#### PROVIDED RECORDS:
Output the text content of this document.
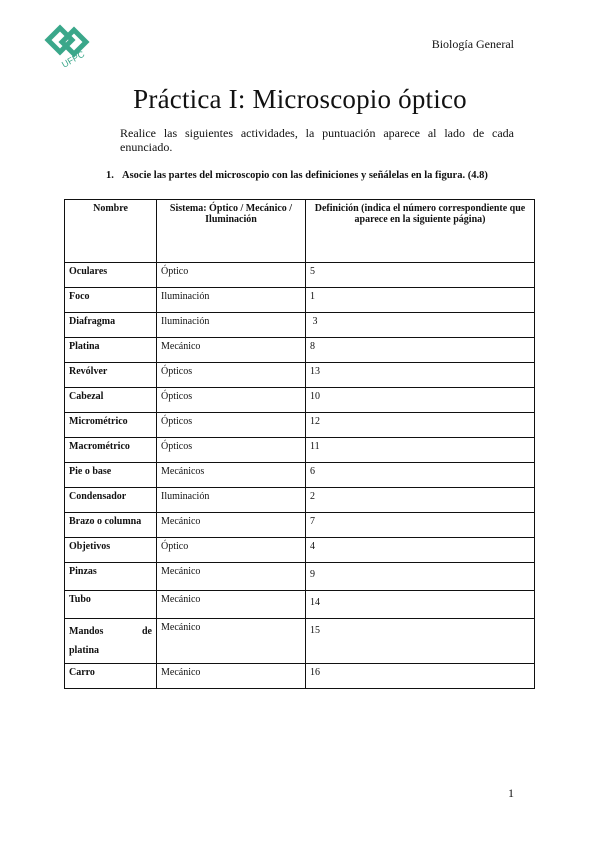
UFPC
Biología General
Práctica I: Microscopio óptico

Realice las siguientes actividades, la puntuación aparece al lado de cada enunciado.

1. Asocie las partes del microscopio con las definiciones y señálelas en la figura. (4.8)
Nombre	Sistema: Óptico / Mecánico / Iluminación	Definición (indica el número correspondiente que aparece en la siguiente página)
Oculares	Óptico	5
Foco	Iluminación	1
Diafragma	Iluminación	3
Platina	Mecánico	8
Revólver	Ópticos	13
Cabezal	Ópticos	10
Micrométrico	Ópticos	12
Macrométrico	Ópticos	11
Pie o base	Mecánicos	6
Condensador	Iluminación	2
Brazo o columna	Mecánico	7
Objetivos	Óptico	4
Pinzas	Mecánico	9
Tubo	Mecánico	14

Mandos de
platina	Mecánico	15
Carro	Mecánico	16
1
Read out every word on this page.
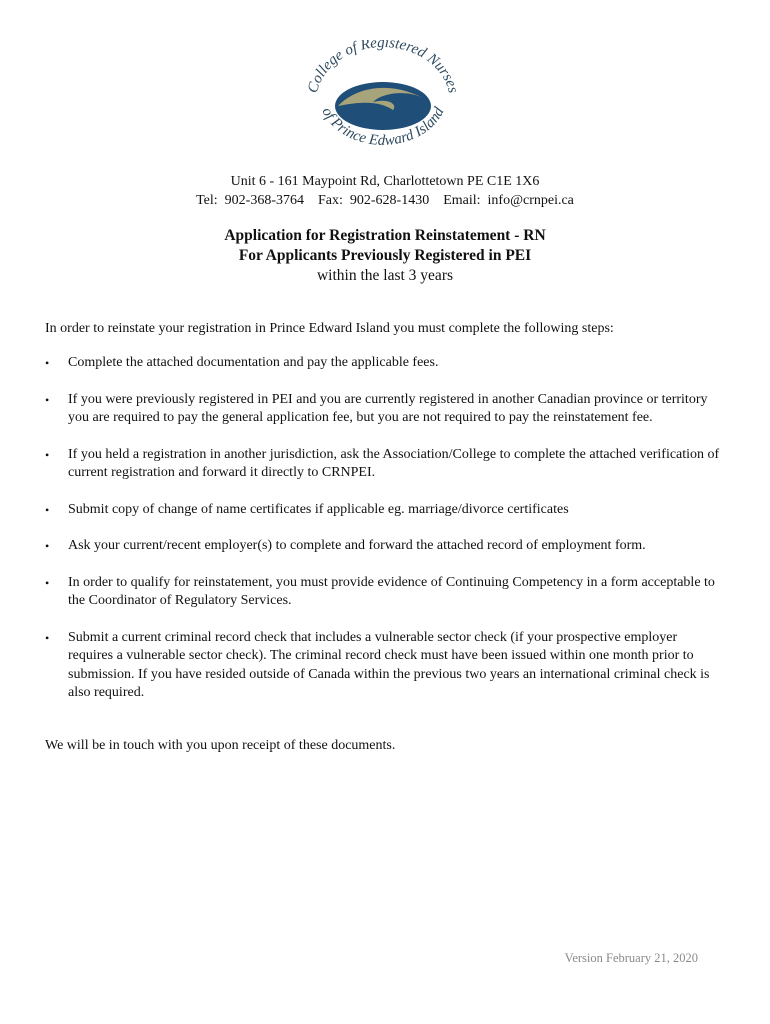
College of Registered Nurses
of Prince Edward Island
Unit 6 - 161 Maypoint Rd, Charlottetown PE C1E 1X6
Tel:  902-368-3764    Fax:  902-628-1430    Email:  info@crnpei.ca
Application for Registration Reinstatement - RN
For Applicants Previously Registered in PEI
within the last 3 years
In order to reinstate your registration in Prince Edward Island you must complete the following steps:
• Complete the attached documentation and pay the applicable fees.
• If you were previously registered in PEI and you are currently registered in another Canadian province or territory you are required to pay the general application fee, but you are not required to pay the reinstatement fee.
• If you held a registration in another jurisdiction, ask the Association/College to complete the attached verification of current registration and forward it directly to CRNPEI.
• Submit copy of change of name certificates if applicable eg. marriage/divorce certificates
• Ask your current/recent employer(s) to complete and forward the attached record of employment form.
• In order to qualify for reinstatement, you must provide evidence of Continuing Competency in a form acceptable to the Coordinator of Regulatory Services.
• Submit a current criminal record check that includes a vulnerable sector check (if your prospective employer requires a vulnerable sector check). The criminal record check must have been issued within one month prior to submission. If you have resided outside of Canada within the previous two years an international criminal check is also required.
We will be in touch with you upon receipt of these documents.
Version February 21, 2020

#### TASK BRIEF:
Extract each line from the listing that holds the word "must".

#### RESULT OF THIS TASK:
In order to reinstate your registration in Prince Edward Island you must complete the following steps:
• In order to qualify for reinstatement, you must provide evidence of Continuing Competency in a form acceptable to the Coordinator of Regulatory Services.
• Submit a current criminal record check that includes a vulnerable sector check (if your prospective employer requires a vulnerable sector check). The criminal record check must have been issued within one month prior to submission. If you have resided outside of Canada within the previous two years an international criminal check is also required.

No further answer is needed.